Records for this exercise:
☆ ☆ ☆ ☆ ☆ ☆ ☆
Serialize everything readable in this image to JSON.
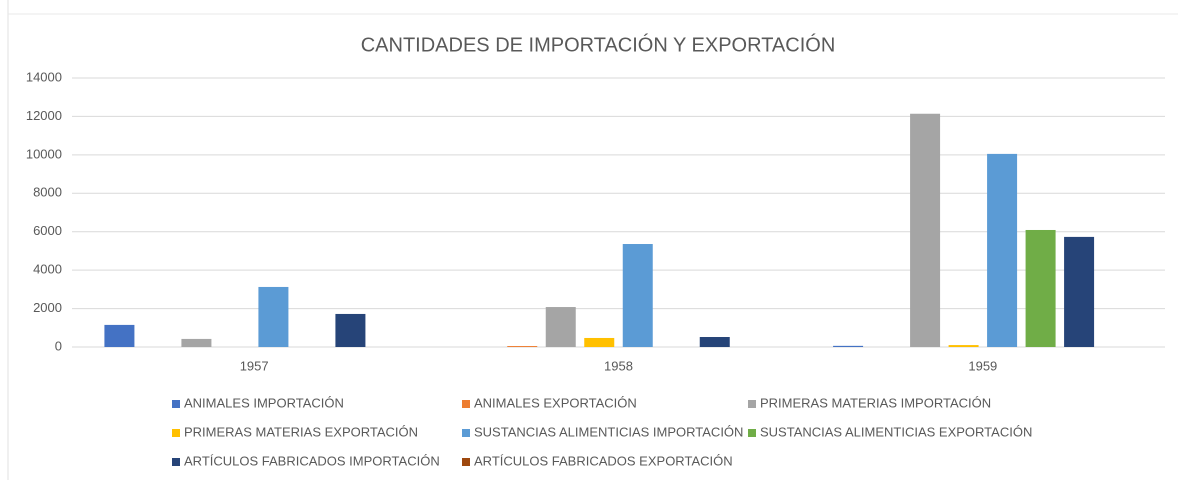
{
  "chart_data": {
    "type": "bar",
    "title": "CANTIDADES DE IMPORTACIÓN Y EXPORTACIÓN",
    "categories": [
      "1957",
      "1958",
      "1959"
    ],
    "series": [
      {
        "name": "ANIMALES IMPORTACIÓN",
        "color": "#4472c4",
        "values": [
          1150,
          0,
          60
        ]
      },
      {
        "name": "ANIMALES EXPORTACIÓN",
        "color": "#ed7d31",
        "values": [
          0,
          50,
          0
        ]
      },
      {
        "name": "PRIMERAS MATERIAS  IMPORTACIÓN",
        "color": "#a5a5a5",
        "values": [
          420,
          2080,
          12140
        ]
      },
      {
        "name": "PRIMERAS MATERIAS EXPORTACIÓN",
        "color": "#ffc000",
        "values": [
          0,
          470,
          100
        ]
      },
      {
        "name": "SUSTANCIAS ALIMENTICIAS IMPORTACIÓN",
        "color": "#5b9bd5",
        "values": [
          3125,
          5360,
          10050
        ]
      },
      {
        "name": "SUSTANCIAS ALIMENTICIAS EXPORTACIÓN",
        "color": "#70ad47",
        "values": [
          0,
          0,
          6090
        ]
      },
      {
        "name": "ARTÍCULOS FABRICADOS IMPORTACIÓN",
        "color": "#264478",
        "values": [
          1720,
          520,
          5730
        ]
      },
      {
        "name": "ARTÍCULOS FABRICADOS EXPORTACIÓN",
        "color": "#9e480e",
        "values": [
          0,
          0,
          0
        ]
      }
    ],
    "ylim": [
      0,
      14000
    ],
    "yticks": [
      0,
      2000,
      4000,
      6000,
      8000,
      10000,
      12000,
      14000
    ],
    "grid": true,
    "legend": "bottom"
  }
}
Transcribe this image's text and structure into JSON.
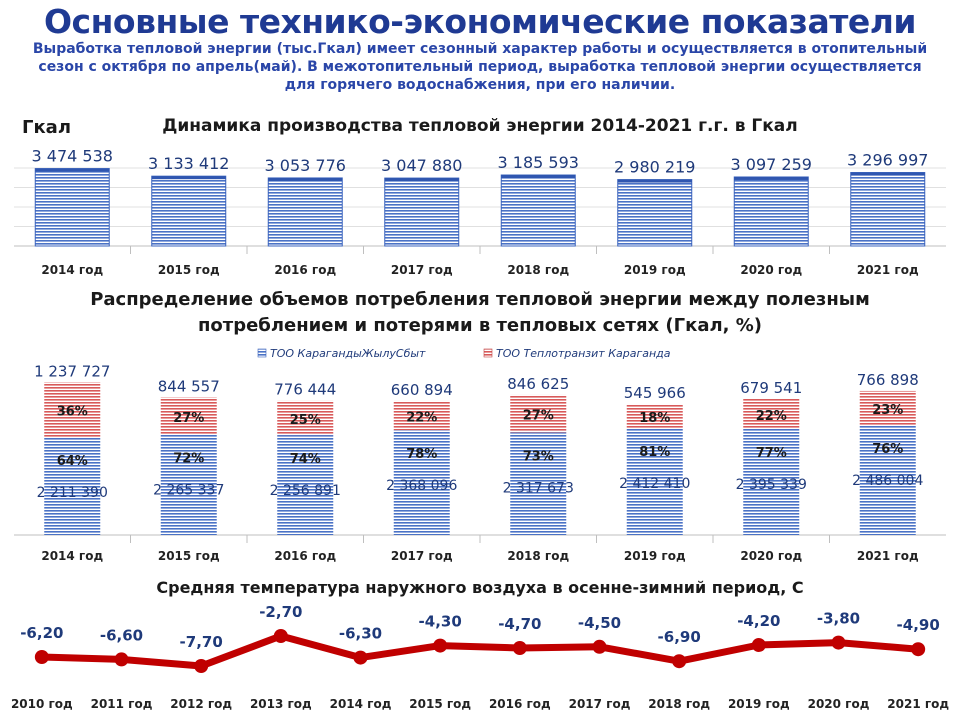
{
  "header": {
    "title": "Основные технико-экономические показатели",
    "subtitle_line1": "Выработка тепловой энергии (тыс.Гкал)  имеет сезонный характер работы и осуществляется в отопительный",
    "subtitle_line2": "сезон с октября по апрель(май). В межотопительный период, выработка тепловой энергии осуществляется",
    "subtitle_line3": "для горячего водоснабжения, при его наличии."
  },
  "colors": {
    "bar_blue": "#4a72c6",
    "bar_red": "#d85a5a",
    "line_red": "#c00000",
    "label_blue": "#1f3a7a"
  },
  "chart_data": [
    {
      "type": "bar",
      "title": "Динамика производства тепловой энергии 2014-2021 г.г. в Гкал",
      "ylabel": "Гкал",
      "categories": [
        "2014 год",
        "2015 год",
        "2016 год",
        "2017 год",
        "2018 год",
        "2019 год",
        "2020 год",
        "2021 год"
      ],
      "values": [
        3474538,
        3133412,
        3053776,
        3047880,
        3185593,
        2980219,
        3097259,
        3296997
      ],
      "value_labels": [
        "3 474 538",
        "3 133 412",
        "3 053 776",
        "3 047 880",
        "3 185 593",
        "2 980 219",
        "3 097 259",
        "3 296 997"
      ],
      "ylim": [
        0,
        3500000
      ],
      "grid": true
    },
    {
      "type": "bar",
      "stacked": true,
      "title_line1": "Распределение объемов потребления тепловой энергии между полезным",
      "title_line2": "потреблением и потерями в тепловых сетях (Гкал, %)",
      "legend_position": "top",
      "categories": [
        "2014 год",
        "2015 год",
        "2016 год",
        "2017 год",
        "2018 год",
        "2019 год",
        "2020 год",
        "2021 год"
      ],
      "series": [
        {
          "name": "ТОО КарагандыЖылуСбыт",
          "values": [
            2211390,
            2265337,
            2256891,
            2368096,
            2317673,
            2412410,
            2395339,
            2486004
          ],
          "value_labels": [
            "2 211 390",
            "2 265 337",
            "2 256 891",
            "2 368 096",
            "2 317 673",
            "2 412 410",
            "2 395 339",
            "2 486 004"
          ],
          "percent_labels": [
            "64%",
            "72%",
            "74%",
            "78%",
            "73%",
            "81%",
            "77%",
            "76%"
          ]
        },
        {
          "name": "ТОО Теплотранзит Караганда",
          "values": [
            1237727,
            844557,
            776444,
            660894,
            846625,
            545966,
            679541,
            766898
          ],
          "value_labels": [
            "1 237 727",
            "844 557",
            "776 444",
            "660 894",
            "846 625",
            "545 966",
            "679 541",
            "766 898"
          ],
          "percent_labels": [
            "36%",
            "27%",
            "25%",
            "22%",
            "27%",
            "18%",
            "22%",
            "23%"
          ]
        }
      ],
      "ylim": [
        0,
        3500000
      ]
    },
    {
      "type": "line",
      "title": "Средняя температура наружного воздуха в осенне-зимний  период, С",
      "categories": [
        "2010 год",
        "2011 год",
        "2012 год",
        "2013 год",
        "2014 год",
        "2015 год",
        "2016 год",
        "2017 год",
        "2018 год",
        "2019 год",
        "2020 год",
        "2021 год"
      ],
      "values": [
        -6.2,
        -6.6,
        -7.7,
        -2.7,
        -6.3,
        -4.3,
        -4.7,
        -4.5,
        -6.9,
        -4.2,
        -3.8,
        -4.9
      ],
      "value_labels": [
        "-6,20",
        "-6,60",
        "-7,70",
        "-2,70",
        "-6,30",
        "-4,30",
        "-4,70",
        "-4,50",
        "-6,90",
        "-4,20",
        "-3,80",
        "-4,90"
      ]
    }
  ]
}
☆ ☆ ☆ ☆ ☆ ☆ ☆
Exercise goal:
Leave every image out, and retype the material exactly.

Output below:
Serialize everything readable in this image to JSON.
{
  "chart_data": {
    "type": "bar",
    "title": "CANTIDADES DE IMPORTACIÓN Y EXPORTACIÓN",
    "categories": [
      "1957",
      "1958",
      "1959"
    ],
    "series": [
      {
        "name": "ANIMALES IMPORTACIÓN",
        "color": "#4472c4",
        "values": [
          1150,
          0,
          60
        ]
      },
      {
        "name": "ANIMALES EXPORTACIÓN",
        "color": "#ed7d31",
        "values": [
          0,
          50,
          0
        ]
      },
      {
        "name": "PRIMERAS MATERIAS  IMPORTACIÓN",
        "color": "#a5a5a5",
        "values": [
          420,
          2080,
          12140
        ]
      },
      {
        "name": "PRIMERAS MATERIAS EXPORTACIÓN",
        "color": "#ffc000",
        "values": [
          0,
          470,
          100
        ]
      },
      {
        "name": "SUSTANCIAS ALIMENTICIAS IMPORTACIÓN",
        "color": "#5b9bd5",
        "values": [
          3125,
          5360,
          10050
        ]
      },
      {
        "name": "SUSTANCIAS ALIMENTICIAS EXPORTACIÓN",
        "color": "#70ad47",
        "values": [
          0,
          0,
          6090
        ]
      },
      {
        "name": "ARTÍCULOS FABRICADOS IMPORTACIÓN",
        "color": "#264478",
        "values": [
          1720,
          520,
          5730
        ]
      },
      {
        "name": "ARTÍCULOS FABRICADOS EXPORTACIÓN",
        "color": "#9e480e",
        "values": [
          0,
          0,
          0
        ]
      }
    ],
    "ylim": [
      0,
      14000
    ],
    "yticks": [
      0,
      2000,
      4000,
      6000,
      8000,
      10000,
      12000,
      14000
    ],
    "grid": true,
    "legend": "bottom"
  }
}
Transcribe this image's text and structure into JSON.
{
  "header": {
    "title": "Основные технико-экономические показатели",
    "subtitle_line1": "Выработка тепловой энергии (тыс.Гкал)  имеет сезонный характер работы и осуществляется в отопительный",
    "subtitle_line2": "сезон с октября по апрель(май). В межотопительный период, выработка тепловой энергии осуществляется",
    "subtitle_line3": "для горячего водоснабжения, при его наличии."
  },
  "colors": {
    "bar_blue": "#4a72c6",
    "bar_red": "#d85a5a",
    "line_red": "#c00000",
    "label_blue": "#1f3a7a"
  },
  "chart_data": [
    {
      "type": "bar",
      "title": "Динамика производства тепловой энергии 2014-2021 г.г. в Гкал",
      "ylabel": "Гкал",
      "categories": [
        "2014 год",
        "2015 год",
        "2016 год",
        "2017 год",
        "2018 год",
        "2019 год",
        "2020 год",
        "2021 год"
      ],
      "values": [
        3474538,
        3133412,
        3053776,
        3047880,
        3185593,
        2980219,
        3097259,
        3296997
      ],
      "value_labels": [
        "3 474 538",
        "3 133 412",
        "3 053 776",
        "3 047 880",
        "3 185 593",
        "2 980 219",
        "3 097 259",
        "3 296 997"
      ],
      "ylim": [
        0,
        3500000
      ],
      "grid": true
    },
    {
      "type": "bar",
      "stacked": true,
      "title_line1": "Распределение объемов потребления тепловой энергии между полезным",
      "title_line2": "потреблением и потерями в тепловых сетях (Гкал, %)",
      "legend_position": "top",
      "categories": [
        "2014 год",
        "2015 год",
        "2016 год",
        "2017 год",
        "2018 год",
        "2019 год",
        "2020 год",
        "2021 год"
      ],
      "series": [
        {
          "name": "ТОО КарагандыЖылуСбыт",
          "values": [
            2211390,
            2265337,
            2256891,
            2368096,
            2317673,
            2412410,
            2395339,
            2486004
          ],
          "value_labels": [
            "2 211 390",
            "2 265 337",
            "2 256 891",
            "2 368 096",
            "2 317 673",
            "2 412 410",
            "2 395 339",
            "2 486 004"
          ],
          "percent_labels": [
            "64%",
            "72%",
            "74%",
            "78%",
            "73%",
            "81%",
            "77%",
            "76%"
          ]
        },
        {
          "name": "ТОО Теплотранзит Караганда",
          "values": [
            1237727,
            844557,
            776444,
            660894,
            846625,
            545966,
            679541,
            766898
          ],
          "value_labels": [
            "1 237 727",
            "844 557",
            "776 444",
            "660 894",
            "846 625",
            "545 966",
            "679 541",
            "766 898"
          ],
          "percent_labels": [
            "36%",
            "27%",
            "25%",
            "22%",
            "27%",
            "18%",
            "22%",
            "23%"
          ]
        }
      ],
      "ylim": [
        0,
        3500000
      ]
    },
    {
      "type": "line",
      "title": "Средняя температура наружного воздуха в осенне-зимний  период, С",
      "categories": [
        "2010 год",
        "2011 год",
        "2012 год",
        "2013 год",
        "2014 год",
        "2015 год",
        "2016 год",
        "2017 год",
        "2018 год",
        "2019 год",
        "2020 год",
        "2021 год"
      ],
      "values": [
        -6.2,
        -6.6,
        -7.7,
        -2.7,
        -6.3,
        -4.3,
        -4.7,
        -4.5,
        -6.9,
        -4.2,
        -3.8,
        -4.9
      ],
      "value_labels": [
        "-6,20",
        "-6,60",
        "-7,70",
        "-2,70",
        "-6,30",
        "-4,30",
        "-4,70",
        "-4,50",
        "-6,90",
        "-4,20",
        "-3,80",
        "-4,90"
      ]
    }
  ]
}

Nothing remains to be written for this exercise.